MATERIAL FOR THE TASK >>
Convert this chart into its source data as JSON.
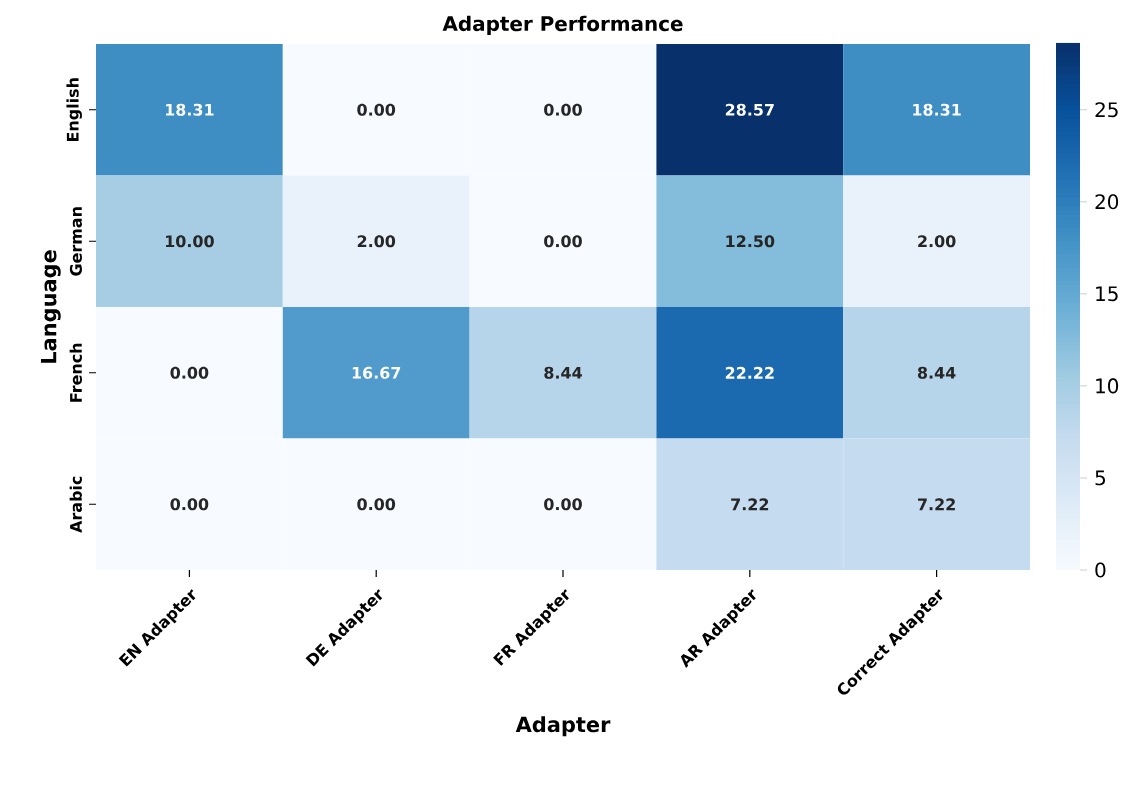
{
  "chart_data": {
    "type": "heatmap",
    "title": "Adapter Performance",
    "xlabel": "Adapter",
    "ylabel": "Language",
    "categories": [
      "EN Adapter",
      "DE Adapter",
      "FR Adapter",
      "AR Adapter",
      "Correct Adapter"
    ],
    "y_categories": [
      "English",
      "German",
      "French",
      "Arabic"
    ],
    "cells": [
      [
        18.31,
        0.0,
        0.0,
        28.57,
        18.31
      ],
      [
        10.0,
        2.0,
        0.0,
        12.5,
        2.0
      ],
      [
        0.0,
        16.67,
        8.44,
        22.22,
        8.44
      ],
      [
        0.0,
        0.0,
        0.0,
        7.22,
        7.22
      ]
    ],
    "cell_labels": [
      [
        "18.31",
        "0.00",
        "0.00",
        "28.57",
        "18.31"
      ],
      [
        "10.00",
        "2.00",
        "0.00",
        "12.50",
        "2.00"
      ],
      [
        "0.00",
        "16.67",
        "8.44",
        "22.22",
        "8.44"
      ],
      [
        "0.00",
        "0.00",
        "0.00",
        "7.22",
        "7.22"
      ]
    ],
    "clim": [
      0,
      28.57
    ],
    "cticks": [
      0,
      5,
      10,
      15,
      20,
      25
    ]
  }
}
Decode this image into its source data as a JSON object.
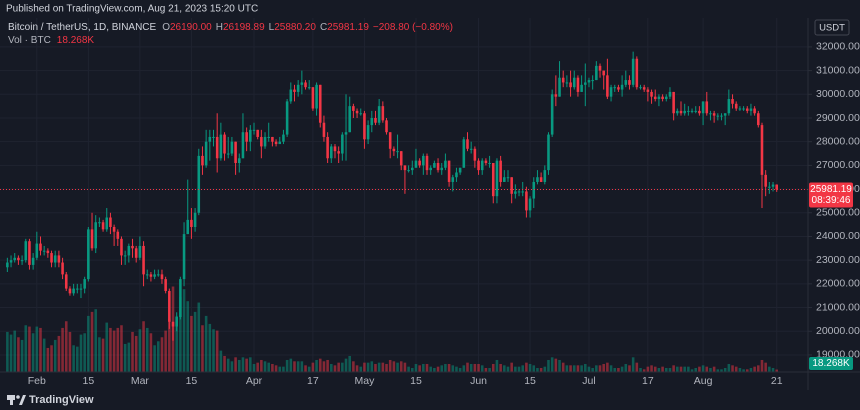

GOAL >>
Extract all the data above exactly, excluding every picture.

WRITTEN REPLY >>
Convert this chart into its source data as JSON.
{
  "chart_data": {
    "type": "heatmap",
    "title": "Adapter Performance",
    "xlabel": "Adapter",
    "ylabel": "Language",
    "categories": [
      "EN Adapter",
      "DE Adapter",
      "FR Adapter",
      "AR Adapter",
      "Correct Adapter"
    ],
    "y_categories": [
      "English",
      "German",
      "French",
      "Arabic"
    ],
    "cells": [
      [
        18.31,
        0.0,
        0.0,
        28.57,
        18.31
      ],
      [
        10.0,
        2.0,
        0.0,
        12.5,
        2.0
      ],
      [
        0.0,
        16.67,
        8.44,
        22.22,
        8.44
      ],
      [
        0.0,
        0.0,
        0.0,
        7.22,
        7.22
      ]
    ],
    "cell_labels": [
      [
        "18.31",
        "0.00",
        "0.00",
        "28.57",
        "18.31"
      ],
      [
        "10.00",
        "2.00",
        "0.00",
        "12.50",
        "2.00"
      ],
      [
        "0.00",
        "16.67",
        "8.44",
        "22.22",
        "8.44"
      ],
      [
        "0.00",
        "0.00",
        "0.00",
        "7.22",
        "7.22"
      ]
    ],
    "clim": [
      0,
      28.57
    ],
    "cticks": [
      0,
      5,
      10,
      15,
      20,
      25
    ]
  }
}
Decode this image into its source data as a JSON object.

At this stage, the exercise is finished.